**WHAT YOU NEED TO DO**
Give the count of lines that include the string "daño". Add nothing to it.

Recorded data:
········
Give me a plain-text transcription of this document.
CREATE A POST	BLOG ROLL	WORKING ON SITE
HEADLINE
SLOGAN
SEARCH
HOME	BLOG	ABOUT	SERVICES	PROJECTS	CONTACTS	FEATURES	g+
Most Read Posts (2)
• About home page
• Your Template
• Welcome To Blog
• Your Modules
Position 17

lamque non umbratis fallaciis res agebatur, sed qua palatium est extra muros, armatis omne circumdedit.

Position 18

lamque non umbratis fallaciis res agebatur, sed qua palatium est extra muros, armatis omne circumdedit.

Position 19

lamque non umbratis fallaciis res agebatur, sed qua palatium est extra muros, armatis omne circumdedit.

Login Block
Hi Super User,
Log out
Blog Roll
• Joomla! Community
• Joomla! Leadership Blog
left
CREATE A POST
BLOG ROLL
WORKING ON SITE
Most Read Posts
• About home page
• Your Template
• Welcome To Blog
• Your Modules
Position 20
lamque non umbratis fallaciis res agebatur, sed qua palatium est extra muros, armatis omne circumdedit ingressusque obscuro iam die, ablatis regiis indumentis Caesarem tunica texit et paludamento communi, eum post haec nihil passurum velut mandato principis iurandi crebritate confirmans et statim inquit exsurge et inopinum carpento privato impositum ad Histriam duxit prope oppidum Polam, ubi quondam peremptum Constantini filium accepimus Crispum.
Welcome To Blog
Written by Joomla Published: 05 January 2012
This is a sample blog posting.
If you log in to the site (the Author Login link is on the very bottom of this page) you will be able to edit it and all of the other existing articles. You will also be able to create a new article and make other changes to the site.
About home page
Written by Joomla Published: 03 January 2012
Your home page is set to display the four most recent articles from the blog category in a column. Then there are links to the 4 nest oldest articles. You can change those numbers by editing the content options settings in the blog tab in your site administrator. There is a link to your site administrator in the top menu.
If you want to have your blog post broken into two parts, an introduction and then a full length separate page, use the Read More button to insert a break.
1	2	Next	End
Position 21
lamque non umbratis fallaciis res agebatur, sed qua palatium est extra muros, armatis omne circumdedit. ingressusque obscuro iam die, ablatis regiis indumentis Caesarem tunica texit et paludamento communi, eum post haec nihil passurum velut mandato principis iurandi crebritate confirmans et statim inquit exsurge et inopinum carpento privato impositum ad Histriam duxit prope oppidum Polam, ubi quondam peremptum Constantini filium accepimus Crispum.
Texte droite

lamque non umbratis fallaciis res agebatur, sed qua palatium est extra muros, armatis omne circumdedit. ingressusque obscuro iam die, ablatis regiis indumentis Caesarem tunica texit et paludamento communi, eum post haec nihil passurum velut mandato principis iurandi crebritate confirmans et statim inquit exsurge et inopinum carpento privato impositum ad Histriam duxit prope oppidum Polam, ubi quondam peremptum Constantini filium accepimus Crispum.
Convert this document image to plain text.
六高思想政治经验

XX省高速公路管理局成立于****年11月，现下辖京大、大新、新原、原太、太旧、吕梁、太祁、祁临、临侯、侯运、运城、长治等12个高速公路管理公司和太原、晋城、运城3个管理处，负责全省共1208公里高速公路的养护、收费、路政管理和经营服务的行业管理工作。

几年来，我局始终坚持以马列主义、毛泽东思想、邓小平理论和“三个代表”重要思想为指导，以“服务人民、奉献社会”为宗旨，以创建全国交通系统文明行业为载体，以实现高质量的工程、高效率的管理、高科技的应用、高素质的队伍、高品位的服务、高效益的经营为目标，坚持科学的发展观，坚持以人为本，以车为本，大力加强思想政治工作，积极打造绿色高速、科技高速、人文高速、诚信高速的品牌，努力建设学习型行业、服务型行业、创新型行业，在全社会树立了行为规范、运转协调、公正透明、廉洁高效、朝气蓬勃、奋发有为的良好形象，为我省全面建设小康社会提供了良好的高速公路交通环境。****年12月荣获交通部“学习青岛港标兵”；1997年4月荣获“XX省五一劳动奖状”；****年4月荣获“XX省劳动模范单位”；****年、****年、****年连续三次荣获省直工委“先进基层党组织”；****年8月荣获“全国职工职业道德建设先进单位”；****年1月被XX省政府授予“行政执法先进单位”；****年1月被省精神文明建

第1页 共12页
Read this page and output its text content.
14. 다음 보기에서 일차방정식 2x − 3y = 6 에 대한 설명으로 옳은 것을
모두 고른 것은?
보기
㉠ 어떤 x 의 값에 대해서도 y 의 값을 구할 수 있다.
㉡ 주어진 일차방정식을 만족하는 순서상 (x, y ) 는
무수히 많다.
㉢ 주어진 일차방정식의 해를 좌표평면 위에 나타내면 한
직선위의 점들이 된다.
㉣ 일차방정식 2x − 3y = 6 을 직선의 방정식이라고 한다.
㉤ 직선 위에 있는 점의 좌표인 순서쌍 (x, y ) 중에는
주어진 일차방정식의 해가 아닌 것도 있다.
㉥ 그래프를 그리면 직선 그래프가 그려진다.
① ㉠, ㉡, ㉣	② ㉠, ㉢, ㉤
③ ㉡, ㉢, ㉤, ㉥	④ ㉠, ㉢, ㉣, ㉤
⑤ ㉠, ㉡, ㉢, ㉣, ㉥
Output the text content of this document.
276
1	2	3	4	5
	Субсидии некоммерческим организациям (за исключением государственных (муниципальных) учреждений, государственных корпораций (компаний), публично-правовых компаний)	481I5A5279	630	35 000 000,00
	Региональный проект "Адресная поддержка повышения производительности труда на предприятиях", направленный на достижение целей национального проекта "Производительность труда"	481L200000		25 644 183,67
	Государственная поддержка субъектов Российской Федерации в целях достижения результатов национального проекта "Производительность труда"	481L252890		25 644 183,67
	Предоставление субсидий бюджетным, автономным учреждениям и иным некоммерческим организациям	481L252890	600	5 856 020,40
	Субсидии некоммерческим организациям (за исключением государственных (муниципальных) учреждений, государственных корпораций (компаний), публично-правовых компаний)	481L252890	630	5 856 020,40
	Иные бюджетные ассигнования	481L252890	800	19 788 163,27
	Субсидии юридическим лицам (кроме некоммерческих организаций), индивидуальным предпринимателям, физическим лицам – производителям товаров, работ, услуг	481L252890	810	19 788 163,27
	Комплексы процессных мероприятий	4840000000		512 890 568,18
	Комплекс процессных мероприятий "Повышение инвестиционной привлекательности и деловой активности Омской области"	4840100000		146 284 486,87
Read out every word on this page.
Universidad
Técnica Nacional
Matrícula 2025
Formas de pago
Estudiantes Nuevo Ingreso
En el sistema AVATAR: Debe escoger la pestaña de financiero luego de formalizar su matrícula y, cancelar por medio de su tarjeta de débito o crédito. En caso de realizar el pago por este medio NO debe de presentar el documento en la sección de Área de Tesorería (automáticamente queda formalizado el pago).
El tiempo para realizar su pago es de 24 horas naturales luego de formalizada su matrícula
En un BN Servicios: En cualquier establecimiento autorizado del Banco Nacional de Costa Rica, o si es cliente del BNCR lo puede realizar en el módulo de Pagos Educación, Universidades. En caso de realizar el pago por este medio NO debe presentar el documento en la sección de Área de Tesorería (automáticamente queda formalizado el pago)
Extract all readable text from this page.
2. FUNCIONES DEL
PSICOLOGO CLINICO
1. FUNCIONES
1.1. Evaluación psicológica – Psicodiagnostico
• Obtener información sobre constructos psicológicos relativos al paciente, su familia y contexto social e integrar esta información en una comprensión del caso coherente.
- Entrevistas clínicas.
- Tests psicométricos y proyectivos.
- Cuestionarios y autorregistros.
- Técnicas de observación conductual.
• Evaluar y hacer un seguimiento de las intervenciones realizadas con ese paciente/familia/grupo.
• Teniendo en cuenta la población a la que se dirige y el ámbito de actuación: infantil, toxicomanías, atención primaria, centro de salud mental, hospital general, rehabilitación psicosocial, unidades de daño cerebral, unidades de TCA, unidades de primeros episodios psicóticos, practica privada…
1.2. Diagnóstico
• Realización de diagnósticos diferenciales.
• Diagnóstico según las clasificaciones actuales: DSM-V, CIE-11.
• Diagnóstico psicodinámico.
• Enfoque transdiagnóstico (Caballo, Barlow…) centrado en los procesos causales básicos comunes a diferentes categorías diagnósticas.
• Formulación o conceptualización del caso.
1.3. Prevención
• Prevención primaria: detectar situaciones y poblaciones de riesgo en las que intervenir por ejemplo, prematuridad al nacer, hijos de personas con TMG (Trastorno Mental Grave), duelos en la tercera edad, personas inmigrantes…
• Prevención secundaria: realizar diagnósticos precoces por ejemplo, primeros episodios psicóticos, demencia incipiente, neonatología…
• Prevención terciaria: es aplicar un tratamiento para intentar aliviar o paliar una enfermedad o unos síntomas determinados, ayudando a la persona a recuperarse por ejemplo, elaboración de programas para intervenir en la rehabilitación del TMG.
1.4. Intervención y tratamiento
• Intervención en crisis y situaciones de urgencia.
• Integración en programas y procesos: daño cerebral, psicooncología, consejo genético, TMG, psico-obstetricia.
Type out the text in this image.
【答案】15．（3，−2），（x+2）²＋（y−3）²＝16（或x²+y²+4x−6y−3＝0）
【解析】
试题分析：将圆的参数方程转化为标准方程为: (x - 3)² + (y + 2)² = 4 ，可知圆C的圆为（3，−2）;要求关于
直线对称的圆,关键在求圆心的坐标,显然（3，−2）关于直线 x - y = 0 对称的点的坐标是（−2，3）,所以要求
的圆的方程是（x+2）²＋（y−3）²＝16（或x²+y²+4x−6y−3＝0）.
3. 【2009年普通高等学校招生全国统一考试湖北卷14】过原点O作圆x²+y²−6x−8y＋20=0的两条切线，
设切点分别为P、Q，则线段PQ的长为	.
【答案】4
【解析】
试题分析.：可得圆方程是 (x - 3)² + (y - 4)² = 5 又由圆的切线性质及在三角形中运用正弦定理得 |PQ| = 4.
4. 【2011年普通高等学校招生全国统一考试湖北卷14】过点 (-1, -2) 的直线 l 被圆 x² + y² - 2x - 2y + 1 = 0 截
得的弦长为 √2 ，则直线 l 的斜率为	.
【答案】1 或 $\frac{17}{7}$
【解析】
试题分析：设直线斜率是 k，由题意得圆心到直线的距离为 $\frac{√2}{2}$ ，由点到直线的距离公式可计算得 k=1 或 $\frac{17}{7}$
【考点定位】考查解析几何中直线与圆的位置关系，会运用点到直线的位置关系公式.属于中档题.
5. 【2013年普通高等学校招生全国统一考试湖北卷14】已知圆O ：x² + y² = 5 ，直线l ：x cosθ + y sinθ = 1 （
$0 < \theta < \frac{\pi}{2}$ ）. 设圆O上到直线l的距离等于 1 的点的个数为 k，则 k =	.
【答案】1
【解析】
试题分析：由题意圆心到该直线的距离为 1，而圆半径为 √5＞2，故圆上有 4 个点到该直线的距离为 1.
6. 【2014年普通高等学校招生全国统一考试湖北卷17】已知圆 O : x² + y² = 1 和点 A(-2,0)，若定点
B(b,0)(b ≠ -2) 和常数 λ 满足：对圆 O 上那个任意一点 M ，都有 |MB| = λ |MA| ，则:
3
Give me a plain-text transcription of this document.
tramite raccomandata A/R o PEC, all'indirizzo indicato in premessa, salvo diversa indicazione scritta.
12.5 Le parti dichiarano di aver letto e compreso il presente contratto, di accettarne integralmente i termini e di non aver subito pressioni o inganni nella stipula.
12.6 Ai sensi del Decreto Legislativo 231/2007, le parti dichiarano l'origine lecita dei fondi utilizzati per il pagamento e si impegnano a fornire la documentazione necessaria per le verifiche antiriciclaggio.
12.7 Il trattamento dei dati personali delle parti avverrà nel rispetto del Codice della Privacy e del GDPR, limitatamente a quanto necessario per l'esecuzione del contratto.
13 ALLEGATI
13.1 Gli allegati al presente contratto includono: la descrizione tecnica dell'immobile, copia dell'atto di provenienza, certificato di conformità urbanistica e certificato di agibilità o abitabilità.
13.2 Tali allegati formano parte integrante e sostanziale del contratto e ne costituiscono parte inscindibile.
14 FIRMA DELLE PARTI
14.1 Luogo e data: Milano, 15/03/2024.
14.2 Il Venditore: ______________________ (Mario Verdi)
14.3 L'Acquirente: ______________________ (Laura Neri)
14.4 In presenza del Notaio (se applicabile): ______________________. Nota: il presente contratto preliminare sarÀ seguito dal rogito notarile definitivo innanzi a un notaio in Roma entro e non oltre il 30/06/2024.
········
**SOLUTION**
2